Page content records
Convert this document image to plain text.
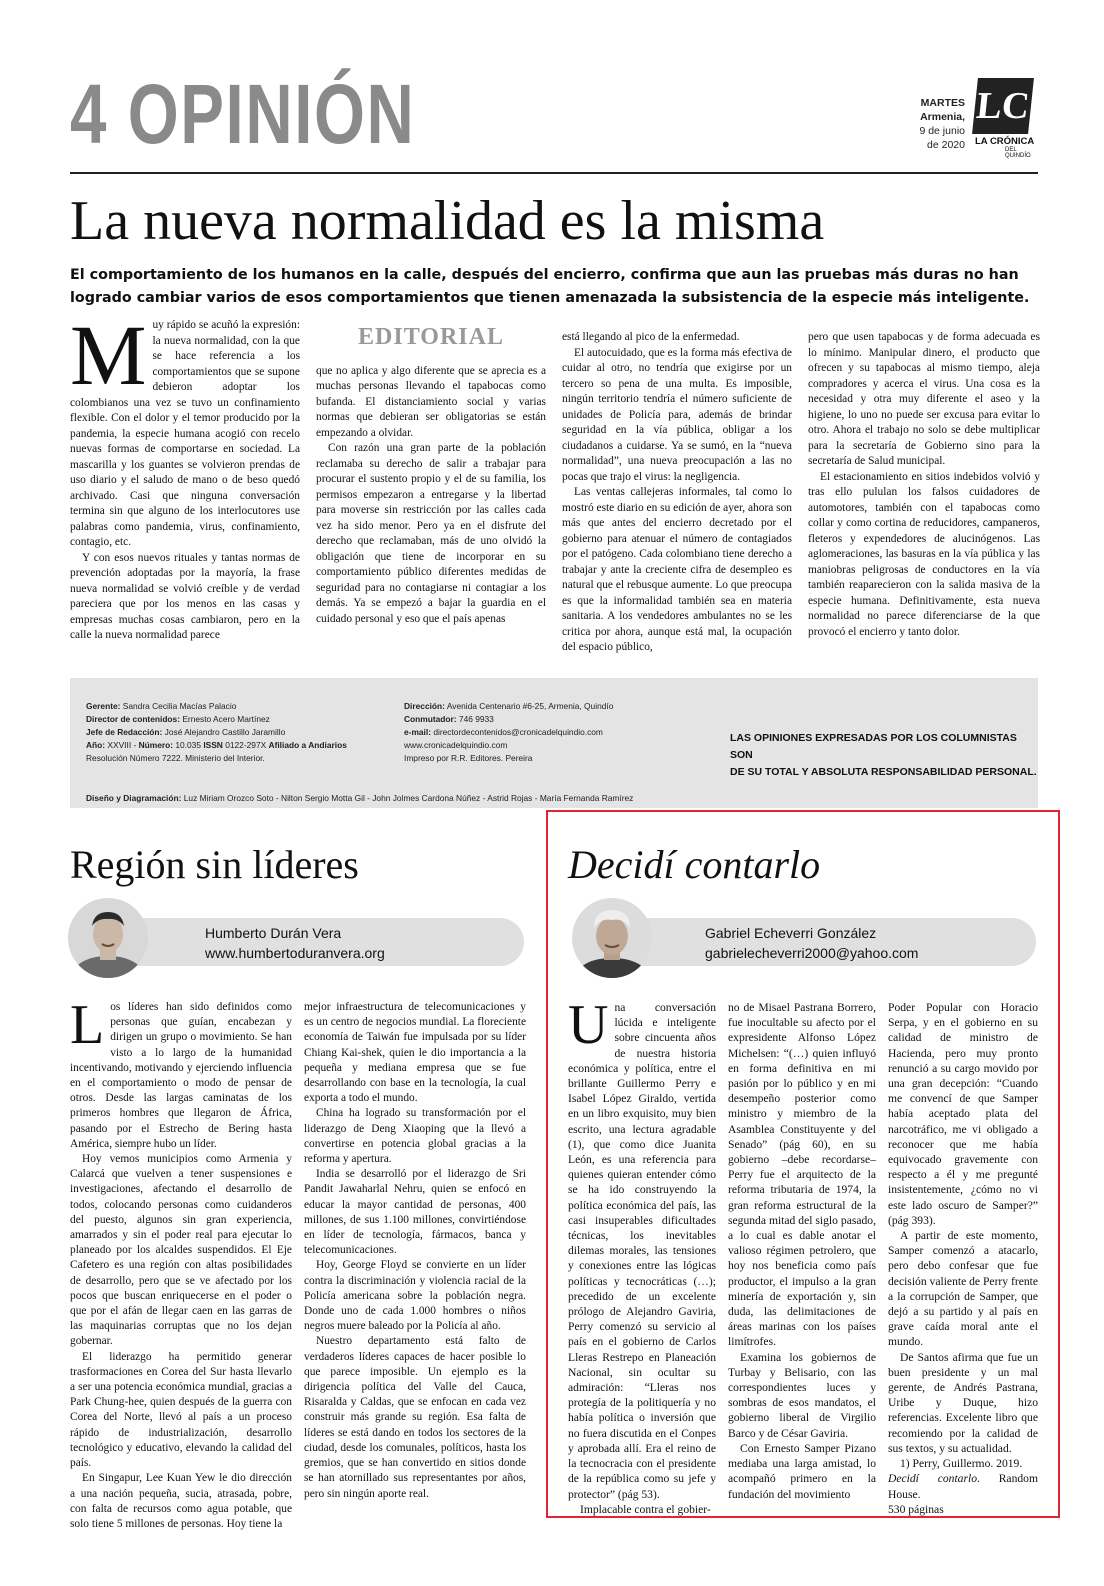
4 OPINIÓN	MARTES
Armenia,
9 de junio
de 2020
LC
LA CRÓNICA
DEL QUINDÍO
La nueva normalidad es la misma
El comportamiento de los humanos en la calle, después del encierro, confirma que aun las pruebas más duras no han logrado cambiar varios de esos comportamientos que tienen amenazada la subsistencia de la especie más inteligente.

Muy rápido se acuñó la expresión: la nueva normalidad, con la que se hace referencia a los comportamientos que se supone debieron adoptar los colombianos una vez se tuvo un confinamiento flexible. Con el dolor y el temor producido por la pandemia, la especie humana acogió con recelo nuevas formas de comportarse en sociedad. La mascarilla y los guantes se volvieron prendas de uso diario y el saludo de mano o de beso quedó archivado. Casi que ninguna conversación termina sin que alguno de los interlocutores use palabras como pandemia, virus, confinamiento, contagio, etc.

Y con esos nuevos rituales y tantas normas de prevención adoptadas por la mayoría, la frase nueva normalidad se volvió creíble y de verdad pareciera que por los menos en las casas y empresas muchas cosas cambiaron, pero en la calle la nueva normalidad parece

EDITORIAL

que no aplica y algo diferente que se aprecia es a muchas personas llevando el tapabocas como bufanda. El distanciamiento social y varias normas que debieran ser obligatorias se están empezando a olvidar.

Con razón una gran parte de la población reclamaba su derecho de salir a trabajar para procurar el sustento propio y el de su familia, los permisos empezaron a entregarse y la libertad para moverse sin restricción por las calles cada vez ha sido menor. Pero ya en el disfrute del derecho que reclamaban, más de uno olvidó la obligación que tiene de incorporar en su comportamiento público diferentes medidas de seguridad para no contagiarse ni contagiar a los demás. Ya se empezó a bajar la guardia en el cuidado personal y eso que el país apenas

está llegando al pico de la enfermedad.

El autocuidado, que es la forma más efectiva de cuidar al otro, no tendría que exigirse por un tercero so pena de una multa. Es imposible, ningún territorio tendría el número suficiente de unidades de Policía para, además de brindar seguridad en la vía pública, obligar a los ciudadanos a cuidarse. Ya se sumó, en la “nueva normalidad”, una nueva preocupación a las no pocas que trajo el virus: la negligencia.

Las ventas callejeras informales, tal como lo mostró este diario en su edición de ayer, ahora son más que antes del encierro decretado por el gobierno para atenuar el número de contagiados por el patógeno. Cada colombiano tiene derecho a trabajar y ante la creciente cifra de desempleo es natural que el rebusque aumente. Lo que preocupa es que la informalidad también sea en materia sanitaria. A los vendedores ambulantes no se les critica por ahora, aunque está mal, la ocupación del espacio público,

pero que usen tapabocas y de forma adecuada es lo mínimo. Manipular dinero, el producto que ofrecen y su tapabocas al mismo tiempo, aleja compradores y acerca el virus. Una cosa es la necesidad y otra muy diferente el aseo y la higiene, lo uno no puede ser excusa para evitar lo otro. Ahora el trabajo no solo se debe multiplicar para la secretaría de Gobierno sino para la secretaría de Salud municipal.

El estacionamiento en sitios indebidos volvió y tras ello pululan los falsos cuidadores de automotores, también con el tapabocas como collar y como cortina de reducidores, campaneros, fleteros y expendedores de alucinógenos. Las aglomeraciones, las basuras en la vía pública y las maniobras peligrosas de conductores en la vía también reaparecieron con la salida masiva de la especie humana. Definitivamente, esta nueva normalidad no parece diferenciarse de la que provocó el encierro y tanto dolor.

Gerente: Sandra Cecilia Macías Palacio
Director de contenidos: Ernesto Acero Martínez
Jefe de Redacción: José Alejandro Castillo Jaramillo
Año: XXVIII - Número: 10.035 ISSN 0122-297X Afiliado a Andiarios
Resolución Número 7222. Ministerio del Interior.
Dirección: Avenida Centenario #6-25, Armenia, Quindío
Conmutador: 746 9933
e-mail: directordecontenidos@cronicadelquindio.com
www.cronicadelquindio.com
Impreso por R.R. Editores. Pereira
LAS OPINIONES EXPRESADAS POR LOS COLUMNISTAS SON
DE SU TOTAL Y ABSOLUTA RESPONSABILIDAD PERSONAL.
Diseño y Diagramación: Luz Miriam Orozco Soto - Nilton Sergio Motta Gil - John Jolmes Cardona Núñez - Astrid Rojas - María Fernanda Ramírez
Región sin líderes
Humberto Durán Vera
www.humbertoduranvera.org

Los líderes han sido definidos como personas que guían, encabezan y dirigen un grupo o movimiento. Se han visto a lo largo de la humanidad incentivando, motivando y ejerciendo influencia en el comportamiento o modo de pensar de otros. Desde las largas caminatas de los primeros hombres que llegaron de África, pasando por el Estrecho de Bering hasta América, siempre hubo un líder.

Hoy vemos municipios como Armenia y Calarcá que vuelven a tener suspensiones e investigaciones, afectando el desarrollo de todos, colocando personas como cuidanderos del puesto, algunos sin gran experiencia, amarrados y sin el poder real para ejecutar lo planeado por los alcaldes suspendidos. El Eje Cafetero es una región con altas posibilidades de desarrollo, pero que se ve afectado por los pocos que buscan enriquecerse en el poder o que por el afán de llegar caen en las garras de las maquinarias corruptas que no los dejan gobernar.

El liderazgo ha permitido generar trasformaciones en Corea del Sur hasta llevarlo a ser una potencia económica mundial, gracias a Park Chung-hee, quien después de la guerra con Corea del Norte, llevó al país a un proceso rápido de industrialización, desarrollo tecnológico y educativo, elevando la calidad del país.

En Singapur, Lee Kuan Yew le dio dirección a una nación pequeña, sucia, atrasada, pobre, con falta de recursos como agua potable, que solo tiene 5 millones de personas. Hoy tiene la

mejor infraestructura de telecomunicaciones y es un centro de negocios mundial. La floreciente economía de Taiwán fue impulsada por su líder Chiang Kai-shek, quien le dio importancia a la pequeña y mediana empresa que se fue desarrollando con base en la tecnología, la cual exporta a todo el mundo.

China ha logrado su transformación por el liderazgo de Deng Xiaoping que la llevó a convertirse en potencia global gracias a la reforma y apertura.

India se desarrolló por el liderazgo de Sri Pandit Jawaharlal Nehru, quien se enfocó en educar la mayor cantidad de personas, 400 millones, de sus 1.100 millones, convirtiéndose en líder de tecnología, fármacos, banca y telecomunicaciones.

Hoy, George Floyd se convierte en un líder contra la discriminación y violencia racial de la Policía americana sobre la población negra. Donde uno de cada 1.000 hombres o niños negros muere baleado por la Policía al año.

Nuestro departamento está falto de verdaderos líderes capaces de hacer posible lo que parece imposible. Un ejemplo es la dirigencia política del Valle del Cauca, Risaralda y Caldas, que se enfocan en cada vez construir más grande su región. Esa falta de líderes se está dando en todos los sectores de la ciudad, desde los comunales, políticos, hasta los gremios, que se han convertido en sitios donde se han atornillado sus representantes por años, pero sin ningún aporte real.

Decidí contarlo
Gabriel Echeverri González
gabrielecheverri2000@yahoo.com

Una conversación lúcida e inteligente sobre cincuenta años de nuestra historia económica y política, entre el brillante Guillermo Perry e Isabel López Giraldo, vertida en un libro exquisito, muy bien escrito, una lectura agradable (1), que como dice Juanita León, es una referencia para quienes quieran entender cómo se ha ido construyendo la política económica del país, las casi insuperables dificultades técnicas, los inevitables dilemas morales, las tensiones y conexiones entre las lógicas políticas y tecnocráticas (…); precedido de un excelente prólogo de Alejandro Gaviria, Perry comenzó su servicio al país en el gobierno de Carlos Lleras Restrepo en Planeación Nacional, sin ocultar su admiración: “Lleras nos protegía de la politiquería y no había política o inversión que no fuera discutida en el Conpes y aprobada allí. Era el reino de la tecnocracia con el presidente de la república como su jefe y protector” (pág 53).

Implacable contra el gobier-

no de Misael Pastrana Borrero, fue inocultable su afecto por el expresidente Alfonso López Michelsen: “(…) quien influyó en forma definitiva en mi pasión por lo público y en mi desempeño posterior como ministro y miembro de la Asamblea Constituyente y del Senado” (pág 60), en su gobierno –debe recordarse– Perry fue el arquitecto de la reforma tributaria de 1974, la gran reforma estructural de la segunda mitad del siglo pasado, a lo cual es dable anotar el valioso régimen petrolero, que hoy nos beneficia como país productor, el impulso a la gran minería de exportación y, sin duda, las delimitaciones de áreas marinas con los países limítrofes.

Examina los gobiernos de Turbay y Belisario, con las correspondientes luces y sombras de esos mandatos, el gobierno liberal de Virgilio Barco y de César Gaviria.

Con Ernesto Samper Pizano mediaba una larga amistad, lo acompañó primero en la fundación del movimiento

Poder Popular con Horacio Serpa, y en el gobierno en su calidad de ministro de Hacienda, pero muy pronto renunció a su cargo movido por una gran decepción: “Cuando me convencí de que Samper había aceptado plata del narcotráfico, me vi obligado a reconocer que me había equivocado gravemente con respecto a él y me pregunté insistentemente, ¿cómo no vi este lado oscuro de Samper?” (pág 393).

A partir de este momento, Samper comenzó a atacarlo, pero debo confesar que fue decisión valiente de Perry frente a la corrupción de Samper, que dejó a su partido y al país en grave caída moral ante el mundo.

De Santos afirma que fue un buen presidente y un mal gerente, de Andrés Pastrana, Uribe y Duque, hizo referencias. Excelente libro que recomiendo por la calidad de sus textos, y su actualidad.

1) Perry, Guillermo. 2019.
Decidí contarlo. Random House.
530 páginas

---

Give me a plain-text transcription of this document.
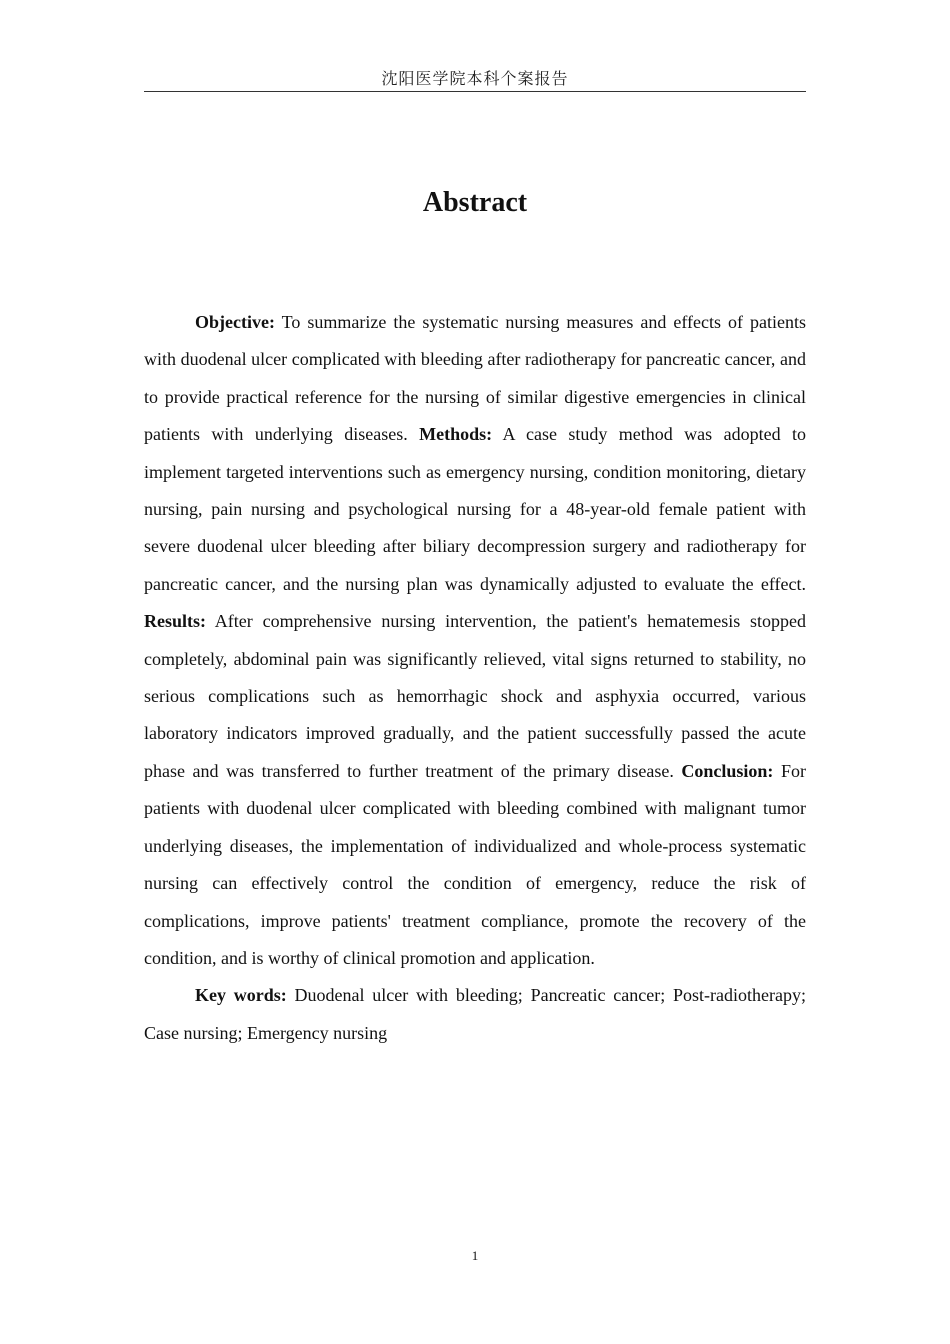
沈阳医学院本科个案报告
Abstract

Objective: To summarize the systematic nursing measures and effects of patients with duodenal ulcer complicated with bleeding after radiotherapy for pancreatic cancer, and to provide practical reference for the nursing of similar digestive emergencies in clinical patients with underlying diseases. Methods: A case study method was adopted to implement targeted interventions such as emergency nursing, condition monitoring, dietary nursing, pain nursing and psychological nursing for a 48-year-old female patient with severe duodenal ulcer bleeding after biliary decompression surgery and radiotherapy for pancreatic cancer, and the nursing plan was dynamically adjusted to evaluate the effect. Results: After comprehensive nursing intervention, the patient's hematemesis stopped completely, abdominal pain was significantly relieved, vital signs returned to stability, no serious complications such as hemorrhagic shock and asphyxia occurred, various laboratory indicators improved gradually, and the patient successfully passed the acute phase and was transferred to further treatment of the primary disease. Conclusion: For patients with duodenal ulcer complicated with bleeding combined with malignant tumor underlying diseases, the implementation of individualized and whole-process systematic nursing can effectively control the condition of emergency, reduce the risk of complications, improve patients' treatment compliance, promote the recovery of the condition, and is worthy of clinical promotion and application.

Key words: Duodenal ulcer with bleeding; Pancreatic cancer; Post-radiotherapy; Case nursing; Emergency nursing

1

REQUIREMENT – Return, from the data, each line where the string "millones" occurs.

SOLUTION TO THE EXERCISE –
En Singapur, Lee Kuan Yew le dio dirección a una nación pequeña, sucia, atrasada, pobre, con falta de recursos como agua potable, que solo tiene 5 millones de personas. Hoy tiene la
India se desarrolló por el liderazgo de Sri Pandit Jawaharlal Nehru, quien se enfocó en educar la mayor cantidad de personas, 400 millones, de sus 1.100 millones, convirtiéndose en líder de tecnología, fármacos, banca y telecomunicaciones.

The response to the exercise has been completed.